Return the records in full, exactly as given.

> THE DATA:
--------------------------------
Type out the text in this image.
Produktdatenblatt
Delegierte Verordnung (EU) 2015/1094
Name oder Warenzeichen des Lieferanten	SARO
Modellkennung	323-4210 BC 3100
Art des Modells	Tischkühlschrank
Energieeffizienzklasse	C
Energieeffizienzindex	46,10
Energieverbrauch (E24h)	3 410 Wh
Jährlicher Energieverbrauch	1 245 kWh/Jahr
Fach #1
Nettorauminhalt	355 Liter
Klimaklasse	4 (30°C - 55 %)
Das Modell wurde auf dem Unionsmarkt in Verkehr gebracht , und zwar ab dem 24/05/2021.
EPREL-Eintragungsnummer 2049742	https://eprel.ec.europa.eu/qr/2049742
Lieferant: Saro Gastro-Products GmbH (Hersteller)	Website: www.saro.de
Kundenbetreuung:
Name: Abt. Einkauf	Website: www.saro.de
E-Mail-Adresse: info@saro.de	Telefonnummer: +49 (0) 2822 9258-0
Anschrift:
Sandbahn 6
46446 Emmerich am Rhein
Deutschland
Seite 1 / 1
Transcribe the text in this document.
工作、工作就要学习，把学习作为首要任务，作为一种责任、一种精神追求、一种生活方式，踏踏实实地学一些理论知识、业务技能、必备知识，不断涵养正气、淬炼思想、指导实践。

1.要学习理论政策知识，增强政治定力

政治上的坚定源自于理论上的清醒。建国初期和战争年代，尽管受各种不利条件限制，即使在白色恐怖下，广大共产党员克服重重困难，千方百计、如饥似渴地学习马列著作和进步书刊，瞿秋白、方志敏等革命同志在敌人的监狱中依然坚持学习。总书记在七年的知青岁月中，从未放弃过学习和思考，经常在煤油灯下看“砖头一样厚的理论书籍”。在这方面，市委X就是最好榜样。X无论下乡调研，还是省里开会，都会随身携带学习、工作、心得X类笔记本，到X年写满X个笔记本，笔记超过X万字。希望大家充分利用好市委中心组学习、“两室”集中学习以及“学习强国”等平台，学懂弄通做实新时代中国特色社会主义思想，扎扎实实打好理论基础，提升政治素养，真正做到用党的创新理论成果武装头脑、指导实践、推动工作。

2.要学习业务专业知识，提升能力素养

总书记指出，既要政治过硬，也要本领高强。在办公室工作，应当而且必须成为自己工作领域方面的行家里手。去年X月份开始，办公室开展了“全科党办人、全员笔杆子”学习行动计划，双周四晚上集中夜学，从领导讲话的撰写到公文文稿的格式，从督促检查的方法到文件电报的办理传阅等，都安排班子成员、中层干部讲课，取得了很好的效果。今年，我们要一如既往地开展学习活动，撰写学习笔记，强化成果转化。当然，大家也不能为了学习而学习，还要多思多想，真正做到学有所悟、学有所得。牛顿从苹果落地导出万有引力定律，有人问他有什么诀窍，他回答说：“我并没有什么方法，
--------------------------------
> EXERCISE RESPONSE:
Type out the text in this image.
Produktdatenblatt
Delegierte Verordnung (EU) 2015/1094
Name oder Warenzeichen des Lieferanten	SARO
Modellkennung	323-4210 BC 3100
Art des Modells	Tischkühlschrank
Energieeffizienzklasse	C
Energieeffizienzindex	46,10
Energieverbrauch (E24h)	3 410 Wh
Jährlicher Energieverbrauch	1 245 kWh/Jahr
Fach #1
Nettorauminhalt	355 Liter
Klimaklasse	4 (30°C - 55 %)
Das Modell wurde auf dem Unionsmarkt in Verkehr gebracht , und zwar ab dem 24/05/2021.
EPREL-Eintragungsnummer 2049742	https://eprel.ec.europa.eu/qr/2049742
Lieferant: Saro Gastro-Products GmbH (Hersteller)	Website: www.saro.de
Kundenbetreuung:
Name: Abt. Einkauf	Website: www.saro.de
E-Mail-Adresse: info@saro.de	Telefonnummer: +49 (0) 2822 9258-0
Anschrift:
Sandbahn 6
46446 Emmerich am Rhein
Deutschland
Seite 1 / 1
Transcribe the text in this document.
工作、工作就要学习，把学习作为首要任务，作为一种责任、一种精神追求、一种生活方式，踏踏实实地学一些理论知识、业务技能、必备知识，不断涵养正气、淬炼思想、指导实践。

1.要学习理论政策知识，增强政治定力

政治上的坚定源自于理论上的清醒。建国初期和战争年代，尽管受各种不利条件限制，即使在白色恐怖下，广大共产党员克服重重困难，千方百计、如饥似渴地学习马列著作和进步书刊，瞿秋白、方志敏等革命同志在敌人的监狱中依然坚持学习。总书记在七年的知青岁月中，从未放弃过学习和思考，经常在煤油灯下看“砖头一样厚的理论书籍”。在这方面，市委X就是最好榜样。X无论下乡调研，还是省里开会，都会随身携带学习、工作、心得X类笔记本，到X年写满X个笔记本，笔记超过X万字。希望大家充分利用好市委中心组学习、“两室”集中学习以及“学习强国”等平台，学懂弄通做实新时代中国特色社会主义思想，扎扎实实打好理论基础，提升政治素养，真正做到用党的创新理论成果武装头脑、指导实践、推动工作。

2.要学习业务专业知识，提升能力素养

总书记指出，既要政治过硬，也要本领高强。在办公室工作，应当而且必须成为自己工作领域方面的行家里手。去年X月份开始，办公室开展了“全科党办人、全员笔杆子”学习行动计划，双周四晚上集中夜学，从领导讲话的撰写到公文文稿的格式，从督促检查的方法到文件电报的办理传阅等，都安排班子成员、中层干部讲课，取得了很好的效果。今年，我们要一如既往地开展学习活动，撰写学习笔记，强化成果转化。当然，大家也不能为了学习而学习，还要多思多想，真正做到学有所悟、学有所得。牛顿从苹果落地导出万有引力定律，有人问他有什么诀窍，他回答说：“我并没有什么方法，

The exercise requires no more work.